#### WHAT TO WORK ON
Every record should be written out exactly, please.

#### EXERCISE DATA

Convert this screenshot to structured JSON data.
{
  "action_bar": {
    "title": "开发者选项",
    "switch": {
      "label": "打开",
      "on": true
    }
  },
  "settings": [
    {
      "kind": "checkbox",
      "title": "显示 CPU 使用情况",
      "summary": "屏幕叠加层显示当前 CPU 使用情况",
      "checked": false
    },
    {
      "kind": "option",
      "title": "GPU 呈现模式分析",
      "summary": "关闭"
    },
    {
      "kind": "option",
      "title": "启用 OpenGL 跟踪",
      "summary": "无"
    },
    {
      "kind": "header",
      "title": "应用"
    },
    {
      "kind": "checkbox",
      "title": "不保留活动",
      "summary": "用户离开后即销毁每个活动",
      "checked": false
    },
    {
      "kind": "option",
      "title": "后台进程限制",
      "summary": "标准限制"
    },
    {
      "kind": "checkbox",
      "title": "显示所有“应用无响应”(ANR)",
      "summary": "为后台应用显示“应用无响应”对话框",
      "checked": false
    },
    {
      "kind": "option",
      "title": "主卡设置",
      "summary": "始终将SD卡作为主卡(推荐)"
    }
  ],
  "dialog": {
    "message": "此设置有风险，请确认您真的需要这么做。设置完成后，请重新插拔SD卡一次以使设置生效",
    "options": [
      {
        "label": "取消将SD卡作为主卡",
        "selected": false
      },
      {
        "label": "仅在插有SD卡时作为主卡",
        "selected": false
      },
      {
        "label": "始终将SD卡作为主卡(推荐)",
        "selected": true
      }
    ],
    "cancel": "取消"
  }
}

#### FINAL ANSWER
Convert this screenshot to structured JSON data.
{
  "action_bar": {
    "title": "开发者选项",
    "switch": {
      "label": "打开",
      "on": true
    }
  },
  "settings": [
    {
      "kind": "checkbox",
      "title": "显示 CPU 使用情况",
      "summary": "屏幕叠加层显示当前 CPU 使用情况",
      "checked": false
    },
    {
      "kind": "option",
      "title": "GPU 呈现模式分析",
      "summary": "关闭"
    },
    {
      "kind": "option",
      "title": "启用 OpenGL 跟踪",
      "summary": "无"
    },
    {
      "kind": "header",
      "title": "应用"
    },
    {
      "kind": "checkbox",
      "title": "不保留活动",
      "summary": "用户离开后即销毁每个活动",
      "checked": false
    },
    {
      "kind": "option",
      "title": "后台进程限制",
      "summary": "标准限制"
    },
    {
      "kind": "checkbox",
      "title": "显示所有“应用无响应”(ANR)",
      "summary": "为后台应用显示“应用无响应”对话框",
      "checked": false
    },
    {
      "kind": "option",
      "title": "主卡设置",
      "summary": "始终将SD卡作为主卡(推荐)"
    }
  ],
  "dialog": {
    "message": "此设置有风险，请确认您真的需要这么做。设置完成后，请重新插拔SD卡一次以使设置生效",
    "options": [
      {
        "label": "取消将SD卡作为主卡",
        "selected": false
      },
      {
        "label": "仅在插有SD卡时作为主卡",
        "selected": false
      },
      {
        "label": "始终将SD卡作为主卡(推荐)",
        "selected": true
      }
    ],
    "cancel": "取消"
  }
}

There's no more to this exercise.